- _Set task_
Repeat each line exactly as it is written.

⁂

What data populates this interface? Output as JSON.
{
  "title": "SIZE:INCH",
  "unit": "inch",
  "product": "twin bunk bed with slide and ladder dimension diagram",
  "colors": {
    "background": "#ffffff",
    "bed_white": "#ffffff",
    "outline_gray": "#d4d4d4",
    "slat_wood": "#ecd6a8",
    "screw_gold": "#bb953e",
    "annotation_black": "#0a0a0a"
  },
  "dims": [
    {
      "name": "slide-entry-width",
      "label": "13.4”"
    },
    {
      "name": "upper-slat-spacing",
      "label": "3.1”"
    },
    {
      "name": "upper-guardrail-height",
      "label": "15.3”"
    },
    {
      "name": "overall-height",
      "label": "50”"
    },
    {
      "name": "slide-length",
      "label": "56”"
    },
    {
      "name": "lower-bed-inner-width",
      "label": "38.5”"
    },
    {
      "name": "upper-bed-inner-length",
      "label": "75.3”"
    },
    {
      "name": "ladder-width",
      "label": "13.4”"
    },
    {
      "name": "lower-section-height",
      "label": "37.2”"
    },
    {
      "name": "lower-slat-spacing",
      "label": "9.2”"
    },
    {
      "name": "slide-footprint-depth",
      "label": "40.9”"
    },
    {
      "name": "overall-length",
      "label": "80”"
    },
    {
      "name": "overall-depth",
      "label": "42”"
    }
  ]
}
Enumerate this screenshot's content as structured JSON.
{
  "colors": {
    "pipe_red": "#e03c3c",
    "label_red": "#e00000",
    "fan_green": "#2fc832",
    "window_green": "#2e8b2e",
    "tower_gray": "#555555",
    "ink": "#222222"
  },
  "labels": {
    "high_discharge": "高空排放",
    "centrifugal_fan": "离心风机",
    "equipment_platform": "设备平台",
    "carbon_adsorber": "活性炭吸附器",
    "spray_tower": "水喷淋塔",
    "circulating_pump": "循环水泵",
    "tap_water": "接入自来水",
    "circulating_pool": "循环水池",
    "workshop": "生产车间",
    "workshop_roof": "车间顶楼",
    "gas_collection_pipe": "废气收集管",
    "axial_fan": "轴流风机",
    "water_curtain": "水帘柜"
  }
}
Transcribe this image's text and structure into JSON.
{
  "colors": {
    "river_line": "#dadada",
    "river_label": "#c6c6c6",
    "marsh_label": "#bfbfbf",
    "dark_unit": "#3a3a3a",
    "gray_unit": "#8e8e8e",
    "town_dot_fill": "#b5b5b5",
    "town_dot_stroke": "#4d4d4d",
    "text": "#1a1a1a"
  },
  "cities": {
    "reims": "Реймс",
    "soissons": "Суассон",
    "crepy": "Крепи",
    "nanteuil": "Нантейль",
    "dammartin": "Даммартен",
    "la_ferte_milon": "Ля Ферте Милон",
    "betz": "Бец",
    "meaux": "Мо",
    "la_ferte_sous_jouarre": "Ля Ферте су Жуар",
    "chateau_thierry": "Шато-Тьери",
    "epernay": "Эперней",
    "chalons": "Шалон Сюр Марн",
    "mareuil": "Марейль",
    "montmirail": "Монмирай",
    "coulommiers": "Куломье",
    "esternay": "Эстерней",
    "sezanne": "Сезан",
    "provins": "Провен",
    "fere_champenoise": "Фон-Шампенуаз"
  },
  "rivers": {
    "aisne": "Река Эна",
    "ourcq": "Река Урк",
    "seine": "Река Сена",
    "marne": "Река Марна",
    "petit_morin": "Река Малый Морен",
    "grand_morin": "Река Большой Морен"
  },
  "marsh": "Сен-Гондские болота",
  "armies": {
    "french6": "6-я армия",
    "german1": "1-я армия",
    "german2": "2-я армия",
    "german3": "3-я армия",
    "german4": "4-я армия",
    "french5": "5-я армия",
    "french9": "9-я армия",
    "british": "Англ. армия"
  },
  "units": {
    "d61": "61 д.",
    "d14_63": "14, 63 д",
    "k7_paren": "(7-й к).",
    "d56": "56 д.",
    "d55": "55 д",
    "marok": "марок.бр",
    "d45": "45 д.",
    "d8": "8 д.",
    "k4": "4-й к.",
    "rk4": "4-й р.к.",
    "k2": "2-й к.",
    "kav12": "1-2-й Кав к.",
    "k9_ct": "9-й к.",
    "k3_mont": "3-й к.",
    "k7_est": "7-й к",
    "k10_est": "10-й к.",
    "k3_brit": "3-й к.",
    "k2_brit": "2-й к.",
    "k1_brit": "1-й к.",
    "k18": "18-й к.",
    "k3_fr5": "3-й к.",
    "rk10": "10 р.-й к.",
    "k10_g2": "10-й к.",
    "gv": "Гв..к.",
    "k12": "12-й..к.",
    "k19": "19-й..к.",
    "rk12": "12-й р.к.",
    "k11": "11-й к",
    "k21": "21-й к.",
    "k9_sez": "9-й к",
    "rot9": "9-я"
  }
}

⁂

- _Expected answer_
What data populates this interface? Output as JSON.
{
  "title": "SIZE:INCH",
  "unit": "inch",
  "product": "twin bunk bed with slide and ladder dimension diagram",
  "colors": {
    "background": "#ffffff",
    "bed_white": "#ffffff",
    "outline_gray": "#d4d4d4",
    "slat_wood": "#ecd6a8",
    "screw_gold": "#bb953e",
    "annotation_black": "#0a0a0a"
  },
  "dims": [
    {
      "name": "slide-entry-width",
      "label": "13.4”"
    },
    {
      "name": "upper-slat-spacing",
      "label": "3.1”"
    },
    {
      "name": "upper-guardrail-height",
      "label": "15.3”"
    },
    {
      "name": "overall-height",
      "label": "50”"
    },
    {
      "name": "slide-length",
      "label": "56”"
    },
    {
      "name": "lower-bed-inner-width",
      "label": "38.5”"
    },
    {
      "name": "upper-bed-inner-length",
      "label": "75.3”"
    },
    {
      "name": "ladder-width",
      "label": "13.4”"
    },
    {
      "name": "lower-section-height",
      "label": "37.2”"
    },
    {
      "name": "lower-slat-spacing",
      "label": "9.2”"
    },
    {
      "name": "slide-footprint-depth",
      "label": "40.9”"
    },
    {
      "name": "overall-length",
      "label": "80”"
    },
    {
      "name": "overall-depth",
      "label": "42”"
    }
  ]
}
Enumerate this screenshot's content as structured JSON.
{
  "colors": {
    "pipe_red": "#e03c3c",
    "label_red": "#e00000",
    "fan_green": "#2fc832",
    "window_green": "#2e8b2e",
    "tower_gray": "#555555",
    "ink": "#222222"
  },
  "labels": {
    "high_discharge": "高空排放",
    "centrifugal_fan": "离心风机",
    "equipment_platform": "设备平台",
    "carbon_adsorber": "活性炭吸附器",
    "spray_tower": "水喷淋塔",
    "circulating_pump": "循环水泵",
    "tap_water": "接入自来水",
    "circulating_pool": "循环水池",
    "workshop": "生产车间",
    "workshop_roof": "车间顶楼",
    "gas_collection_pipe": "废气收集管",
    "axial_fan": "轴流风机",
    "water_curtain": "水帘柜"
  }
}
Transcribe this image's text and structure into JSON.
{
  "colors": {
    "river_line": "#dadada",
    "river_label": "#c6c6c6",
    "marsh_label": "#bfbfbf",
    "dark_unit": "#3a3a3a",
    "gray_unit": "#8e8e8e",
    "town_dot_fill": "#b5b5b5",
    "town_dot_stroke": "#4d4d4d",
    "text": "#1a1a1a"
  },
  "cities": {
    "reims": "Реймс",
    "soissons": "Суассон",
    "crepy": "Крепи",
    "nanteuil": "Нантейль",
    "dammartin": "Даммартен",
    "la_ferte_milon": "Ля Ферте Милон",
    "betz": "Бец",
    "meaux": "Мо",
    "la_ferte_sous_jouarre": "Ля Ферте су Жуар",
    "chateau_thierry": "Шато-Тьери",
    "epernay": "Эперней",
    "chalons": "Шалон Сюр Марн",
    "mareuil": "Марейль",
    "montmirail": "Монмирай",
    "coulommiers": "Куломье",
    "esternay": "Эстерней",
    "sezanne": "Сезан",
    "provins": "Провен",
    "fere_champenoise": "Фон-Шампенуаз"
  },
  "rivers": {
    "aisne": "Река Эна",
    "ourcq": "Река Урк",
    "seine": "Река Сена",
    "marne": "Река Марна",
    "petit_morin": "Река Малый Морен",
    "grand_morin": "Река Большой Морен"
  },
  "marsh": "Сен-Гондские болота",
  "armies": {
    "french6": "6-я армия",
    "german1": "1-я армия",
    "german2": "2-я армия",
    "german3": "3-я армия",
    "german4": "4-я армия",
    "french5": "5-я армия",
    "french9": "9-я армия",
    "british": "Англ. армия"
  },
  "units": {
    "d61": "61 д.",
    "d14_63": "14, 63 д",
    "k7_paren": "(7-й к).",
    "d56": "56 д.",
    "d55": "55 д",
    "marok": "марок.бр",
    "d45": "45 д.",
    "d8": "8 д.",
    "k4": "4-й к.",
    "rk4": "4-й р.к.",
    "k2": "2-й к.",
    "kav12": "1-2-й Кав к.",
    "k9_ct": "9-й к.",
    "k3_mont": "3-й к.",
    "k7_est": "7-й к",
    "k10_est": "10-й к.",
    "k3_brit": "3-й к.",
    "k2_brit": "2-й к.",
    "k1_brit": "1-й к.",
    "k18": "18-й к.",
    "k3_fr5": "3-й к.",
    "rk10": "10 р.-й к.",
    "k10_g2": "10-й к.",
    "gv": "Гв..к.",
    "k12": "12-й..к.",
    "k19": "19-й..к.",
    "rk12": "12-й р.к.",
    "k11": "11-й к",
    "k21": "21-й к.",
    "k9_sez": "9-й к",
    "rot9": "9-я"
  }
}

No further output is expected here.